Extracted data entries

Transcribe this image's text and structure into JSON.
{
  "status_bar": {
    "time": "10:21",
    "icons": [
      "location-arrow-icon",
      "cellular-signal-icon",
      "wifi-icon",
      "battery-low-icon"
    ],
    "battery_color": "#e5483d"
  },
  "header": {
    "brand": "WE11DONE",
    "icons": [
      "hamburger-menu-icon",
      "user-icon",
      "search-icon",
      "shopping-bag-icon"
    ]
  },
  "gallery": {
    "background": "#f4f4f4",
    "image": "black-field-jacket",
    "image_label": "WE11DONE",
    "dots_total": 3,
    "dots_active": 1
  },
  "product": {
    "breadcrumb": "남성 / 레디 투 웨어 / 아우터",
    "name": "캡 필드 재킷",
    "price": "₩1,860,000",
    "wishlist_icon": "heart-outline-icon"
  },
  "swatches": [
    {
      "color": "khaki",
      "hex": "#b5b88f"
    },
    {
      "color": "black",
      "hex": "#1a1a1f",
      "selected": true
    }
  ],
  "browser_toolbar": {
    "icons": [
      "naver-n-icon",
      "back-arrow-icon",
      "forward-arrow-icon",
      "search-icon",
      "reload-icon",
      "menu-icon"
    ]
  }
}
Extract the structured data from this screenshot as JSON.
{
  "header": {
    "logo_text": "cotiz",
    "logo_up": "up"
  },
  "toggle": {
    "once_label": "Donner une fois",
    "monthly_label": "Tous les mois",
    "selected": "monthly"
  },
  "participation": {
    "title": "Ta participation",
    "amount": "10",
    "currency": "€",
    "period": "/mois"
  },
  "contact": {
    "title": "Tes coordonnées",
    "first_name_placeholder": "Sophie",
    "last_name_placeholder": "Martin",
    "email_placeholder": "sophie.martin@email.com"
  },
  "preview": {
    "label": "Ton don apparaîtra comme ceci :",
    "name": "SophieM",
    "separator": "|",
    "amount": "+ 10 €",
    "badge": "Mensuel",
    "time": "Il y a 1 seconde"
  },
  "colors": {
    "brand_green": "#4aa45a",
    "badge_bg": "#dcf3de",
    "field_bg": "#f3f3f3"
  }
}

--

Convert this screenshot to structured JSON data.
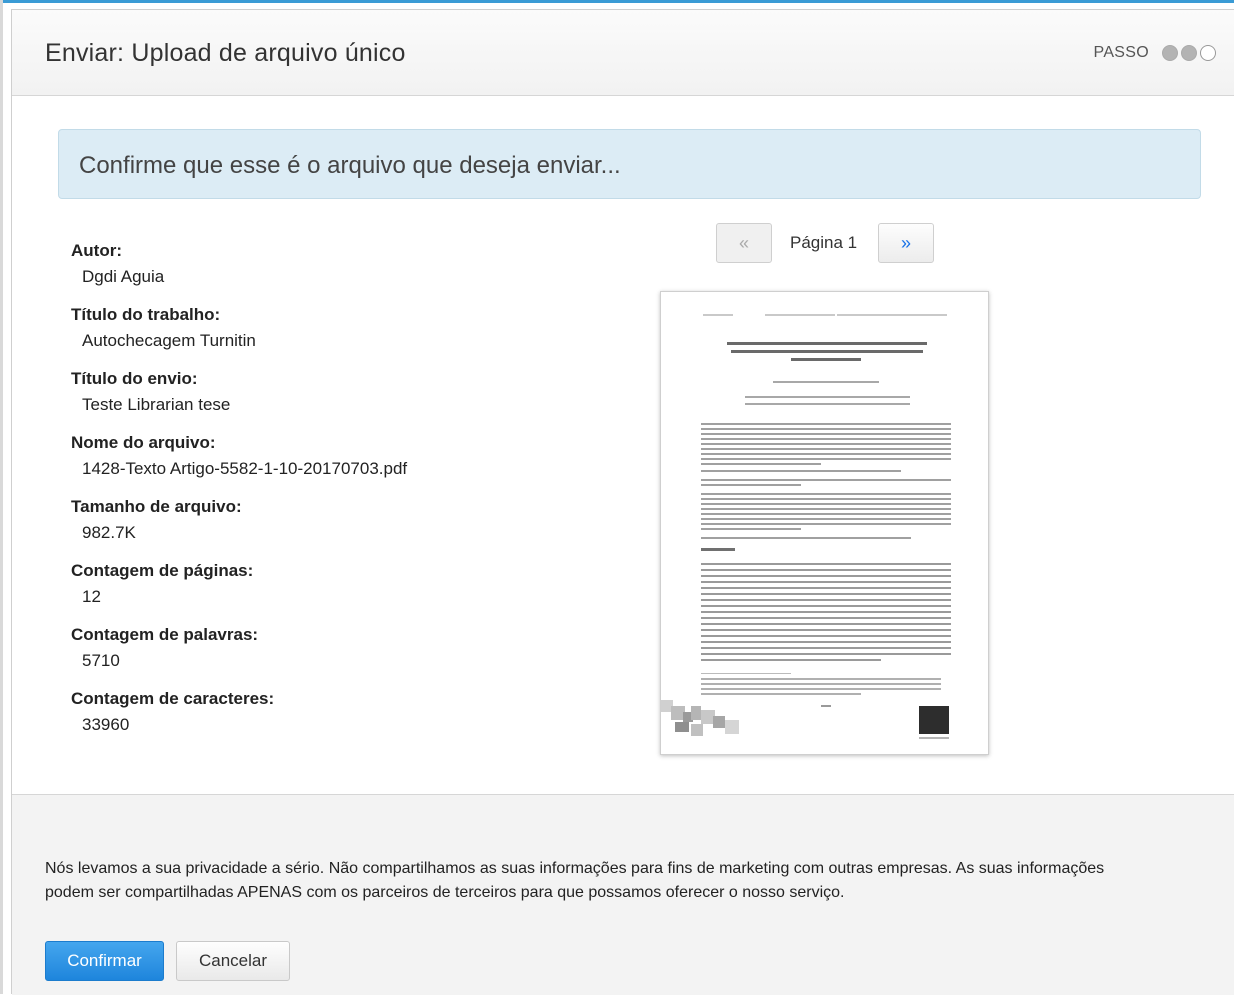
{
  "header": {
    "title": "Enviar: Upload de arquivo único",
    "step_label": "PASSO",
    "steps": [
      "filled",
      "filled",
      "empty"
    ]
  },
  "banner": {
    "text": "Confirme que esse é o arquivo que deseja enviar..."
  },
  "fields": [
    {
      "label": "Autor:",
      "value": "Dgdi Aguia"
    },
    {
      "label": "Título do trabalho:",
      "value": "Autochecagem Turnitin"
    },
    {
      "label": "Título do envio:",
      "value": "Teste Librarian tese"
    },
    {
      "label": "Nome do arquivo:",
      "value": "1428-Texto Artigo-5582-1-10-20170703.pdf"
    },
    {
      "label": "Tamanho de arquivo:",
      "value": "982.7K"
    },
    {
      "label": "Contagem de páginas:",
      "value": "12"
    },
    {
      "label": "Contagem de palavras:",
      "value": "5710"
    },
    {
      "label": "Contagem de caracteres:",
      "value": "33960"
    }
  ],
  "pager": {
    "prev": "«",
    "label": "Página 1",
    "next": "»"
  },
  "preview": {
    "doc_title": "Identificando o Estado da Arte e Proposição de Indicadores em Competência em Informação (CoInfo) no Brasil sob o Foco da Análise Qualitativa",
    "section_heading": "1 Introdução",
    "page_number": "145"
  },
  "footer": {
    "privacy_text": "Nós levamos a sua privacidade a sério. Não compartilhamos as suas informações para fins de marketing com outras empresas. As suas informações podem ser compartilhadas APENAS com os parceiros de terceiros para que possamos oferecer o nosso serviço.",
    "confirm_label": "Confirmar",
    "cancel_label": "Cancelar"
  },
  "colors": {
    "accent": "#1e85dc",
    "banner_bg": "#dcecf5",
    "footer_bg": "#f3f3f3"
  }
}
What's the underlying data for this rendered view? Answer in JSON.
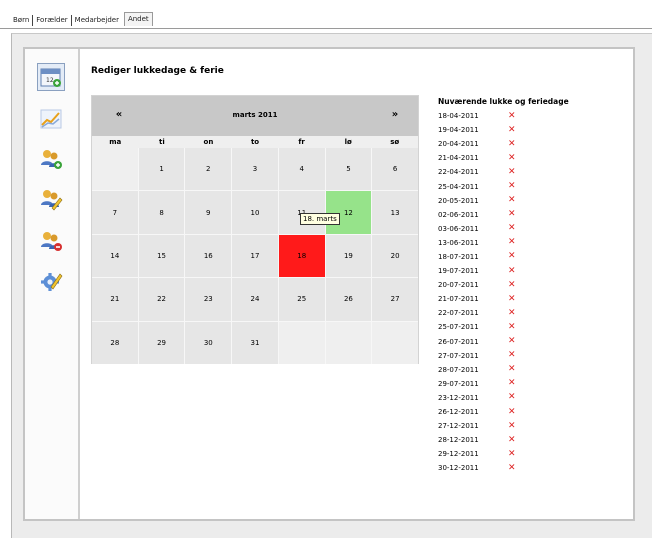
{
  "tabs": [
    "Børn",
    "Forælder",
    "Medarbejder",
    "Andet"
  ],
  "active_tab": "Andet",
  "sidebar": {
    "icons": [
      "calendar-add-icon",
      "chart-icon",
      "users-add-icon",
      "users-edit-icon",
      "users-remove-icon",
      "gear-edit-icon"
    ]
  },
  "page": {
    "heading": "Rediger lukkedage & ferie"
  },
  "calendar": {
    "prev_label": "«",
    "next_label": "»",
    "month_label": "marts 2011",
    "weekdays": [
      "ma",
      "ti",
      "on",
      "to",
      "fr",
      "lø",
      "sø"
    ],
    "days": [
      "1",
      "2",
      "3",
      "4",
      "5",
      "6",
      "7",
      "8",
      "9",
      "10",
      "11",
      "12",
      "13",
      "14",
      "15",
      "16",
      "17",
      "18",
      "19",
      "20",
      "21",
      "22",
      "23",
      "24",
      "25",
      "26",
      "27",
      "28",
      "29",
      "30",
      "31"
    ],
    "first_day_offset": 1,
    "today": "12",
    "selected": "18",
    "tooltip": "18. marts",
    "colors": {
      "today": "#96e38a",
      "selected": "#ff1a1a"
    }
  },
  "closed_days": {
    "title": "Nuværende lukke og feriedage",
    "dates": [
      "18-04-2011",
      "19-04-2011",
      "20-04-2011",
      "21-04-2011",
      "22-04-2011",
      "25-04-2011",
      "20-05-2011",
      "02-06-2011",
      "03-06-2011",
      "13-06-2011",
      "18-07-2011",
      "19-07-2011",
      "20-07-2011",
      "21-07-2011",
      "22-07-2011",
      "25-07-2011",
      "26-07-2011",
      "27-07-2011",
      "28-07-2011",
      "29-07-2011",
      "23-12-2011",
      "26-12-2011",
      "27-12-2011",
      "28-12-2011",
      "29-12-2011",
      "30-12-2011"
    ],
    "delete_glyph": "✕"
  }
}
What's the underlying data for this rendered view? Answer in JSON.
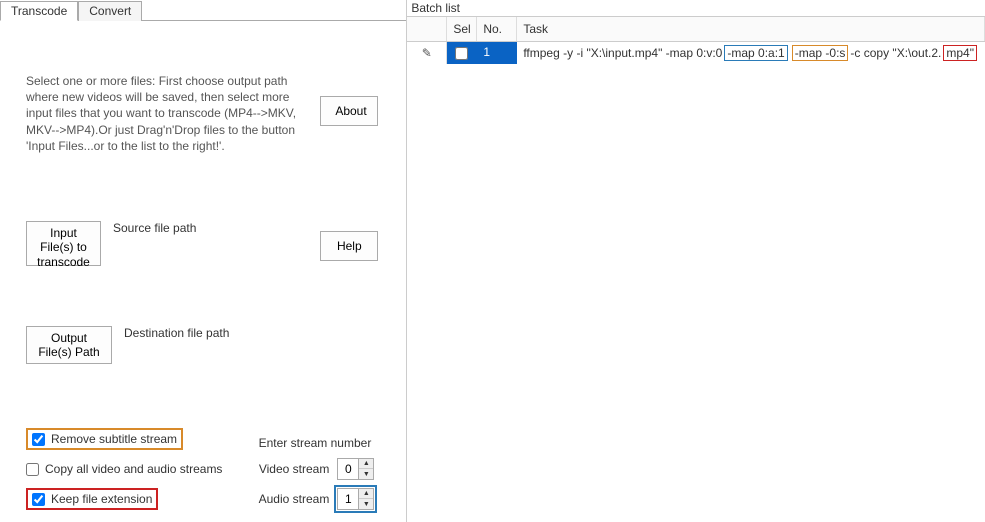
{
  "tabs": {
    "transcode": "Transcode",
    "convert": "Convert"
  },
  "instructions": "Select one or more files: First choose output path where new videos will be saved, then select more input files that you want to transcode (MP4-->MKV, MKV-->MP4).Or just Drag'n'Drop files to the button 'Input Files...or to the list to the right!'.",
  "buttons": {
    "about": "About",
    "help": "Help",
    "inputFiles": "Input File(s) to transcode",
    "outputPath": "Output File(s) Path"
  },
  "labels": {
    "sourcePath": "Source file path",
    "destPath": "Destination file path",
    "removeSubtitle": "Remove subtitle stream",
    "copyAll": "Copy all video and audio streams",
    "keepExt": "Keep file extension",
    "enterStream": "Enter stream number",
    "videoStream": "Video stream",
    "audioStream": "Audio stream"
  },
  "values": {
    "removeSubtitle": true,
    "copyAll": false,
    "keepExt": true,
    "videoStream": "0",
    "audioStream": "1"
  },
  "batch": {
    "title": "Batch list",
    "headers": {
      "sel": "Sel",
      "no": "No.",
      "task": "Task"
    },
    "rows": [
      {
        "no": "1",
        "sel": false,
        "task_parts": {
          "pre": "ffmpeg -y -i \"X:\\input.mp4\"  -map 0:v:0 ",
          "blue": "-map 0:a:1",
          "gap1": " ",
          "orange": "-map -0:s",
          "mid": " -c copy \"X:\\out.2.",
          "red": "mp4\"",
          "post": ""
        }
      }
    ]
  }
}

==

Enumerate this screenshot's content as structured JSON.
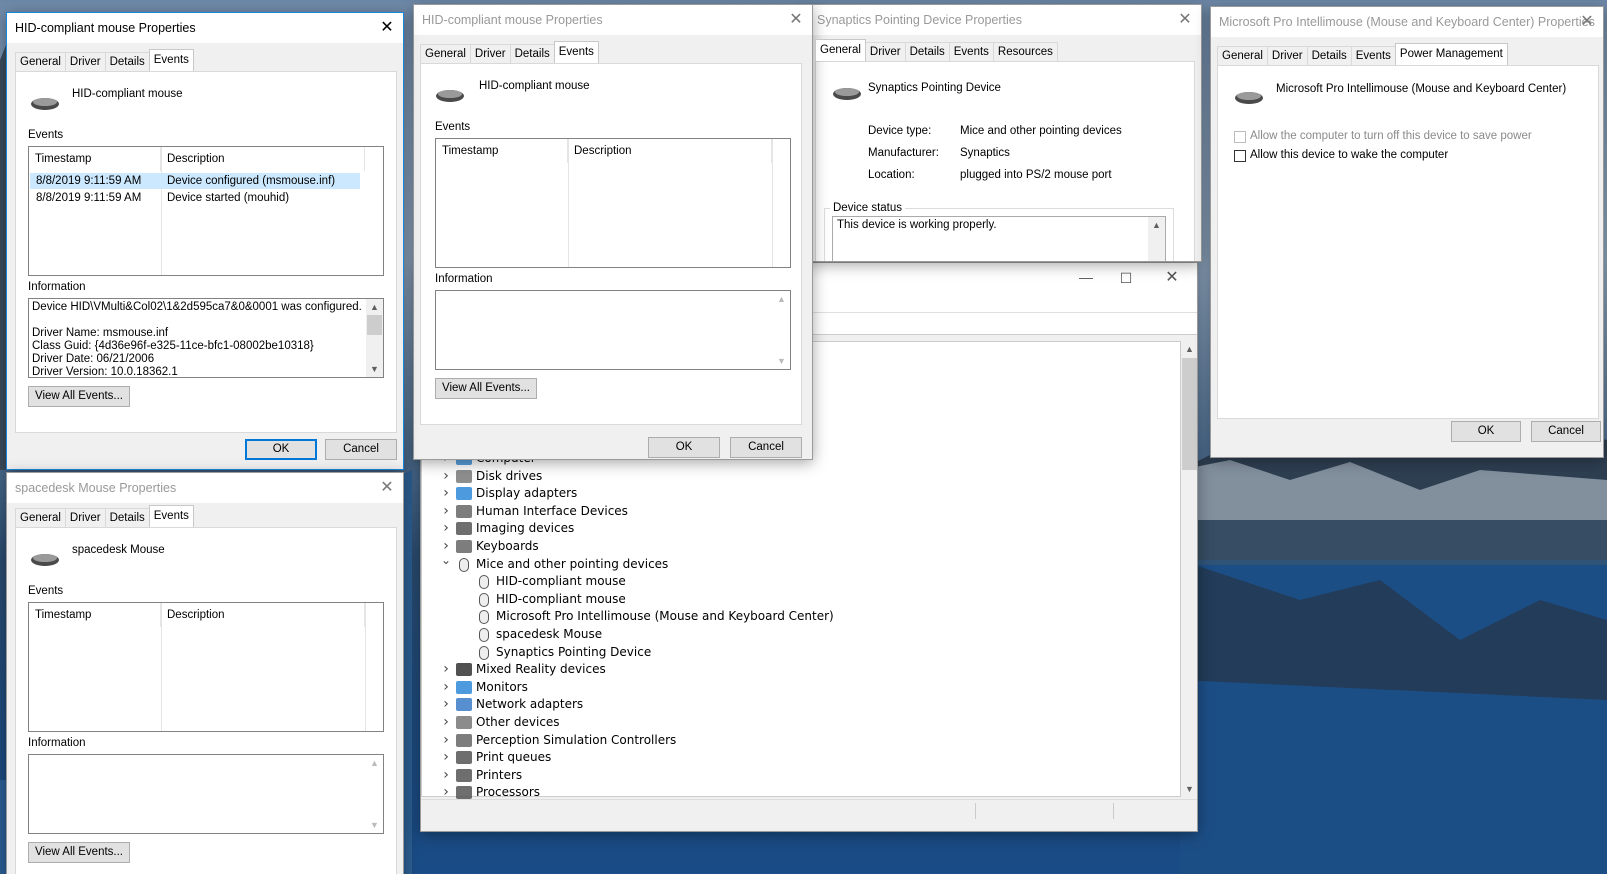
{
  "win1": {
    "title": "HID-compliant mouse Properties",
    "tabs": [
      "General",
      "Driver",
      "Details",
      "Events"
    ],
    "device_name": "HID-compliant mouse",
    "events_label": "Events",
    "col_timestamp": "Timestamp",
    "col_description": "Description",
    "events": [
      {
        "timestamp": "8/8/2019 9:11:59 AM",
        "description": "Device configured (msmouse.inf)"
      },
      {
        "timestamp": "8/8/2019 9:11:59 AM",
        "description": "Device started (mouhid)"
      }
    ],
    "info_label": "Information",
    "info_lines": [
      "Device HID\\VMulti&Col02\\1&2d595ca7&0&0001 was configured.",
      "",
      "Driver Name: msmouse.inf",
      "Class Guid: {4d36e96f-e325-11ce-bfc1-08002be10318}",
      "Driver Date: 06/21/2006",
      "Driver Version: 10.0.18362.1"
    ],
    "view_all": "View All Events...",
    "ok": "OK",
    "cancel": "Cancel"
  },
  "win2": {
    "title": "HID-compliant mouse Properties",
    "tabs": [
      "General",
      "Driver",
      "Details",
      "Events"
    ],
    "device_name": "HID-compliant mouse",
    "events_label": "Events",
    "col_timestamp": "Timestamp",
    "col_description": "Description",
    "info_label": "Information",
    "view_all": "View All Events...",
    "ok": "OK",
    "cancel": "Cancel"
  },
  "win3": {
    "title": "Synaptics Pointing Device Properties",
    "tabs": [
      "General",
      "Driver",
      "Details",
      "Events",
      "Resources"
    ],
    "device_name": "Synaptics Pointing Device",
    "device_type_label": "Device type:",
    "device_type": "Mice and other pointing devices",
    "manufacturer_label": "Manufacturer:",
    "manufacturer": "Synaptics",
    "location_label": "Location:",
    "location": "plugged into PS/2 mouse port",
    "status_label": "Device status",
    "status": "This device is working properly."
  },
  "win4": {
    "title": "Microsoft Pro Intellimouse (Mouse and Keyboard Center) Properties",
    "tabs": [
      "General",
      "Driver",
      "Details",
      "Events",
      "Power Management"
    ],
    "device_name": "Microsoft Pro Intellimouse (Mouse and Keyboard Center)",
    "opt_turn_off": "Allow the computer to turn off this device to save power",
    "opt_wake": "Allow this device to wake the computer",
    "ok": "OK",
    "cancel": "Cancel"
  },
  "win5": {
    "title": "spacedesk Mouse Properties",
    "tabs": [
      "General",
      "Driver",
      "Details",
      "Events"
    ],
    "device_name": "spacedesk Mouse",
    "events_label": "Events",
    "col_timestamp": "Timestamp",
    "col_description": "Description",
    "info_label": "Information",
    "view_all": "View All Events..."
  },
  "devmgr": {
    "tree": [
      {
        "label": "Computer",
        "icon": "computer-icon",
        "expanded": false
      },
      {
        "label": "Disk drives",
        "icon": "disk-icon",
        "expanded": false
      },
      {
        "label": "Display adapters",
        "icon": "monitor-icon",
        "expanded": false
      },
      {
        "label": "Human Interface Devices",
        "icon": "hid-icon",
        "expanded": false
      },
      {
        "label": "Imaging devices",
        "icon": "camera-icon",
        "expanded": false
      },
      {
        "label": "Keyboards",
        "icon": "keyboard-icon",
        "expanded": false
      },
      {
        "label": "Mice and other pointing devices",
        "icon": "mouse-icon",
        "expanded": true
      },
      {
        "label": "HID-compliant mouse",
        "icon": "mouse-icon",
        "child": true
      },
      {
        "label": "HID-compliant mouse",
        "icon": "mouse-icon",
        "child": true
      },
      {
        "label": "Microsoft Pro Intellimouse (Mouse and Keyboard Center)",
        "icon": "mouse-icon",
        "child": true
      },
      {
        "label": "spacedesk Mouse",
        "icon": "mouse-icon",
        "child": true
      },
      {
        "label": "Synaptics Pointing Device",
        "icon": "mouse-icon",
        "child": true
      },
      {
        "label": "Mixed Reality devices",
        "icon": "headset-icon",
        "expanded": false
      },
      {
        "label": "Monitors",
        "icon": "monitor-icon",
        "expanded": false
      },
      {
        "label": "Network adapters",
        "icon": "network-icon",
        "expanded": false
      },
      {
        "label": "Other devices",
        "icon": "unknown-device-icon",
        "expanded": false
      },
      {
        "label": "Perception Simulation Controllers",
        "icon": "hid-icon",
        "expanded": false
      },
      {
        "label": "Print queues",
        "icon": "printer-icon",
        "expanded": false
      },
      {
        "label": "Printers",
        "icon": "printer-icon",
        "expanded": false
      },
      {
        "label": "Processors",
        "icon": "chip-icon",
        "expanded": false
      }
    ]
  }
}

◆ Exercise directions ◆
State how many lines of the records above contain the word "Mice", giving only that number.

◆ Written answer ◆
2